**PROBLEM**
Search the listing below for the word "life" and copy each line that holds it.

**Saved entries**
=-=-=
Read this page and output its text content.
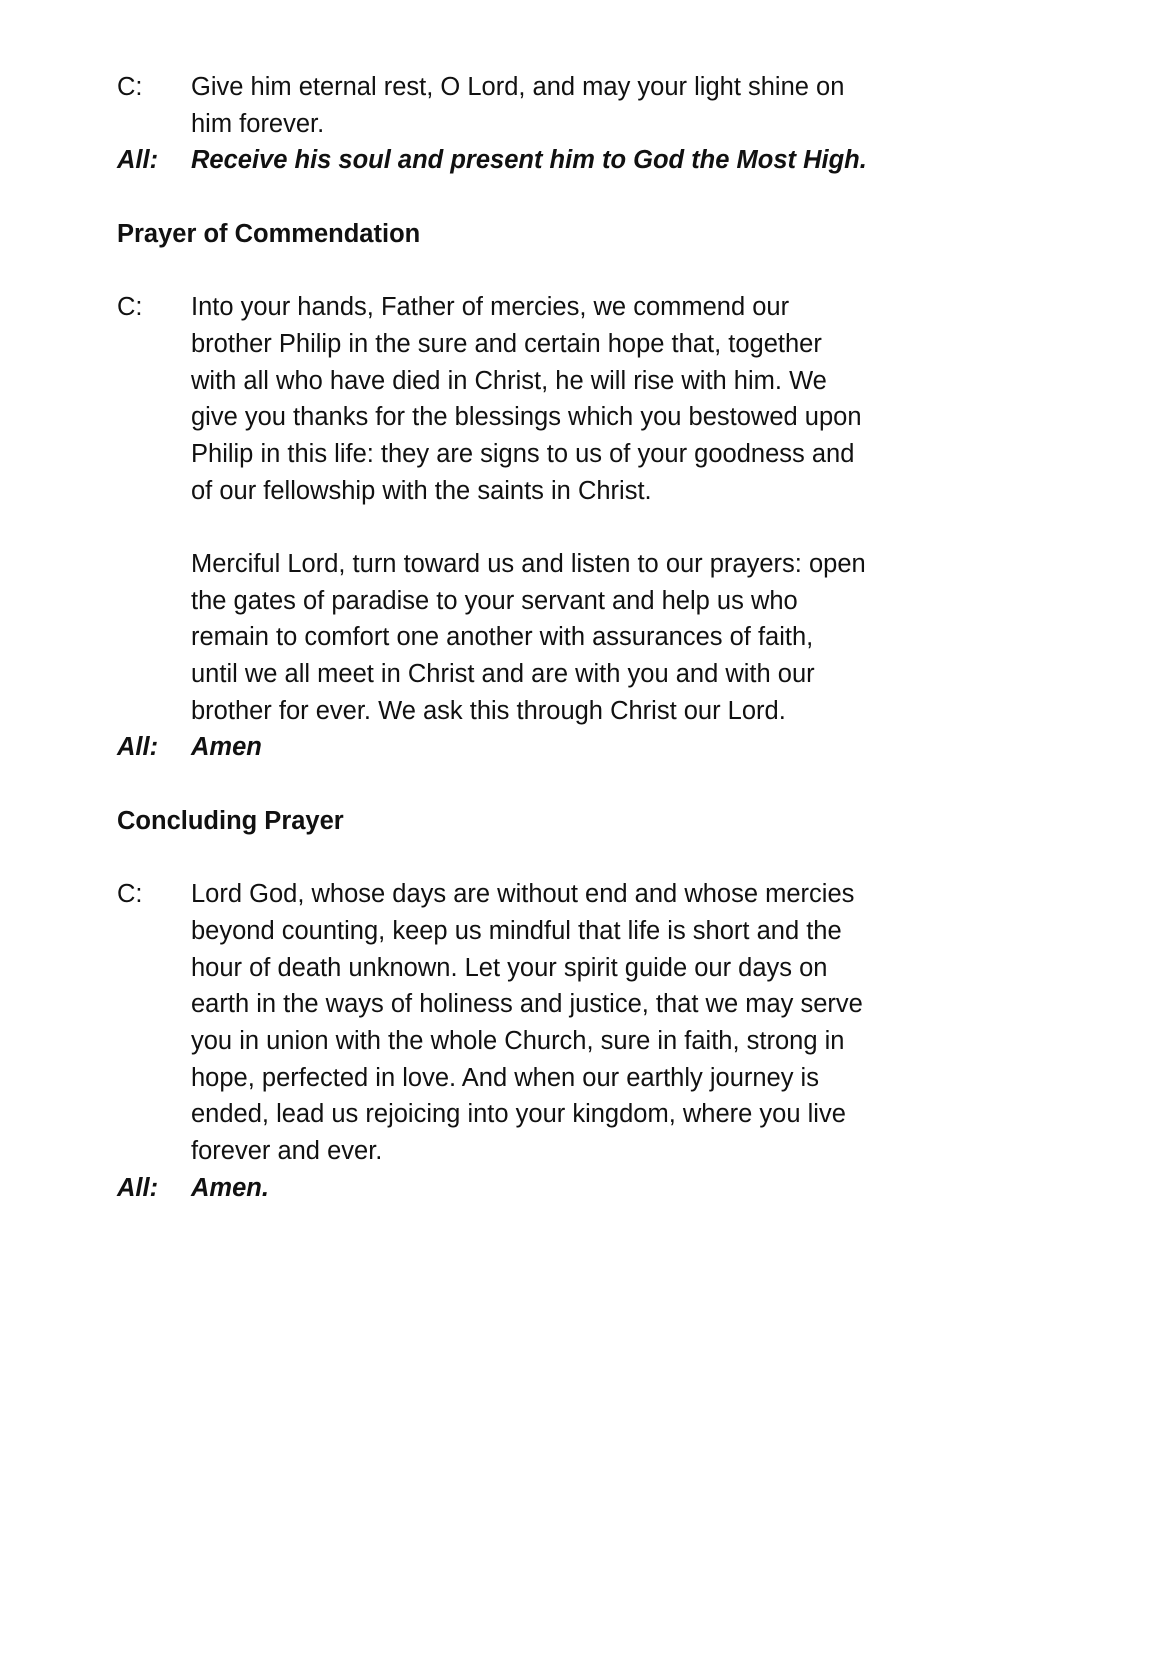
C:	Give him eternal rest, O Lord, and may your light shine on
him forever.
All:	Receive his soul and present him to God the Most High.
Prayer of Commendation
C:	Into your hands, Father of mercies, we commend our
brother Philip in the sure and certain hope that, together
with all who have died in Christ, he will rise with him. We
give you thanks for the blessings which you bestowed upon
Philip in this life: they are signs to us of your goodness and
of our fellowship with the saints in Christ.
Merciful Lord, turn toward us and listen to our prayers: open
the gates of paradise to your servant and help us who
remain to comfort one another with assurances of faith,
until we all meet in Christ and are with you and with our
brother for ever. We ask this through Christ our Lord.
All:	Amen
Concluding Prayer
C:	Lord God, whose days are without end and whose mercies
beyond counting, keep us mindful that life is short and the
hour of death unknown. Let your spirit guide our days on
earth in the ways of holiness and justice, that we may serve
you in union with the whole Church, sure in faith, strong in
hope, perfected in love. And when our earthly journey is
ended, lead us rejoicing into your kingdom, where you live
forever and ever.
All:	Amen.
=-=-=
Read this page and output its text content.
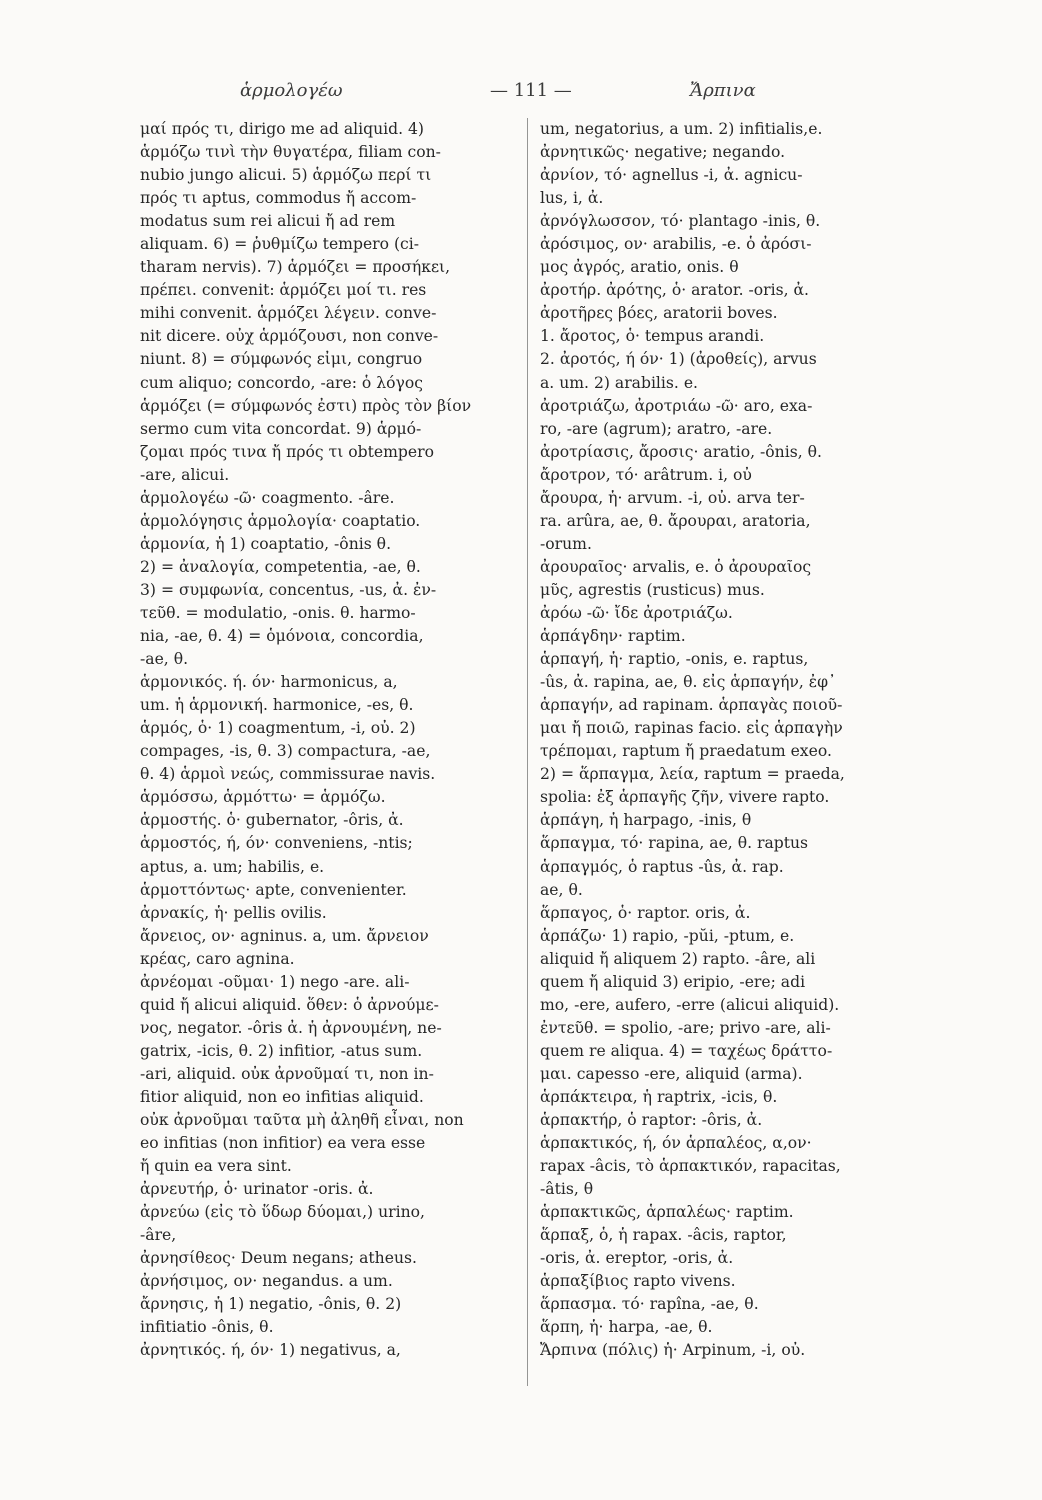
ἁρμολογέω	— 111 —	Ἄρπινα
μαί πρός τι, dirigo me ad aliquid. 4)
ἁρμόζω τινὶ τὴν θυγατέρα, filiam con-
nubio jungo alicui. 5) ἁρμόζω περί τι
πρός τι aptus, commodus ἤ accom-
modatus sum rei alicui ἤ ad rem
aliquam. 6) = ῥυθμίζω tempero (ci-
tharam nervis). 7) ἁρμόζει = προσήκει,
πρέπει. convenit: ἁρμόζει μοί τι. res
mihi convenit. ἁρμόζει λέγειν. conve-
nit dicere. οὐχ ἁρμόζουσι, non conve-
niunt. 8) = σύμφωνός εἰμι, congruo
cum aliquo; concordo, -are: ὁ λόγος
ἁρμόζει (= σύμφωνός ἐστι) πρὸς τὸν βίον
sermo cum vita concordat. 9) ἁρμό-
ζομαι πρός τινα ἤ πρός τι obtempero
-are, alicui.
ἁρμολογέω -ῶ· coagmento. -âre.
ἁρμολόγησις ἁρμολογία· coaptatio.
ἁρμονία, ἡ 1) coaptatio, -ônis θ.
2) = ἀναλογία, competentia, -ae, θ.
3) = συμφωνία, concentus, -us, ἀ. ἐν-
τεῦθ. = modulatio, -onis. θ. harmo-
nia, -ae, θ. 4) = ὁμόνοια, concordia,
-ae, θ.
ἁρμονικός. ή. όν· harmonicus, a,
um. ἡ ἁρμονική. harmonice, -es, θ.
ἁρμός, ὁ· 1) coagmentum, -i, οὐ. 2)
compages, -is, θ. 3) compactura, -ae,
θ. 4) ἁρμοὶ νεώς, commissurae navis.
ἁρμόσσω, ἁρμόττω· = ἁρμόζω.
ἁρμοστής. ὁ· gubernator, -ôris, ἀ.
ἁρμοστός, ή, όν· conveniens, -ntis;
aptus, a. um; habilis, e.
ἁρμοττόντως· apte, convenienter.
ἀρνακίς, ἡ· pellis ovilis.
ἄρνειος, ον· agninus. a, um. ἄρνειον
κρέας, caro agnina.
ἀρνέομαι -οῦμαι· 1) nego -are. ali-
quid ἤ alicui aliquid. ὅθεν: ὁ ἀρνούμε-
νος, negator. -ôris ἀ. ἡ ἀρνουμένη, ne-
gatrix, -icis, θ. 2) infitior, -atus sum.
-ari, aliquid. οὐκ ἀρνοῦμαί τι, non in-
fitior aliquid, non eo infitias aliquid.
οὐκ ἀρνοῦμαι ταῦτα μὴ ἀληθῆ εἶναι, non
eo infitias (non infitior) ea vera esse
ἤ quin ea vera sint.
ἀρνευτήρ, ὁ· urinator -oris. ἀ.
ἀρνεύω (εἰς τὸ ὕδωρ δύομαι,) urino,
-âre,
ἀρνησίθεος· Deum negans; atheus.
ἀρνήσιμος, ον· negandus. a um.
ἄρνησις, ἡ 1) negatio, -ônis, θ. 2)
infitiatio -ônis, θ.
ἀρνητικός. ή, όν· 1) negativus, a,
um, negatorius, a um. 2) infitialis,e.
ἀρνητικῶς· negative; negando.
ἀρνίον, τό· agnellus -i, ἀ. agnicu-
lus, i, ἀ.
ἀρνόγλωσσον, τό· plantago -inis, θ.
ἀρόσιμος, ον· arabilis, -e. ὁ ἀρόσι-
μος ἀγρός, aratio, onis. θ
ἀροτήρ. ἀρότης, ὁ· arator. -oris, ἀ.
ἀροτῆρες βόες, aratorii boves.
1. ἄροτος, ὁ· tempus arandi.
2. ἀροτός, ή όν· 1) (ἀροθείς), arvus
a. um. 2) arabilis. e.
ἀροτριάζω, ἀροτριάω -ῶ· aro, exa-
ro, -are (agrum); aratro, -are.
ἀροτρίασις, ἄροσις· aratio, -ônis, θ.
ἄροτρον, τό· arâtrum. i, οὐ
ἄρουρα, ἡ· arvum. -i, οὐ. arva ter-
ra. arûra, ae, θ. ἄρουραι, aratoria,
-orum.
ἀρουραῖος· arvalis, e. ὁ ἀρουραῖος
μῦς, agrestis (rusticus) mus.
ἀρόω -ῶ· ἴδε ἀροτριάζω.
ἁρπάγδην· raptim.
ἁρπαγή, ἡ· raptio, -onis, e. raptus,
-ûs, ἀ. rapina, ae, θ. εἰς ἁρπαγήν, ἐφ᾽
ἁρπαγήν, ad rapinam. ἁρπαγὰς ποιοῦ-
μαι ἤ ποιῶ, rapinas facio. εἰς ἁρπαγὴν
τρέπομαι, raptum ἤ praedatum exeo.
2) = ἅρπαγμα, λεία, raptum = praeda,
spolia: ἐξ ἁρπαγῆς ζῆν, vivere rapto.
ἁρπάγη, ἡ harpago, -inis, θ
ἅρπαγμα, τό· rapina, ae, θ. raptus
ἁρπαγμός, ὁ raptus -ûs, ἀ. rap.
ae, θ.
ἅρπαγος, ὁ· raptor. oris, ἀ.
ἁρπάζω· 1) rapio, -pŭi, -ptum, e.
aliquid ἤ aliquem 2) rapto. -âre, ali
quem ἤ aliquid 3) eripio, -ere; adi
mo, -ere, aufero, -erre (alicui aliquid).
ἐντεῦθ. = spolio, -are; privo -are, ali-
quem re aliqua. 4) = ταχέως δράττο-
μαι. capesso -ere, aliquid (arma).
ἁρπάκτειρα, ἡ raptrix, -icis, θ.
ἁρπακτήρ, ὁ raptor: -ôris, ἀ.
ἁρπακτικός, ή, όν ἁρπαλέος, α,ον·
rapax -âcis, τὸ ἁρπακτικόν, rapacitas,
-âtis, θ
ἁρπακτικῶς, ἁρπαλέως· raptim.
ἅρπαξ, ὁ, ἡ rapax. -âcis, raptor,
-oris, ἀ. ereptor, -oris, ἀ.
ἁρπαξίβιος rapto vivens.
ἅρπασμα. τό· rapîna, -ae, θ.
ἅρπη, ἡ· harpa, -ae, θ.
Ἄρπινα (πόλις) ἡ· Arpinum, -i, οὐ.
=-=-=
**EXERCISE RESPONSE**
Philip in this life: they are signs to us of your goodness and
beyond counting, keep us mindful that life is short and the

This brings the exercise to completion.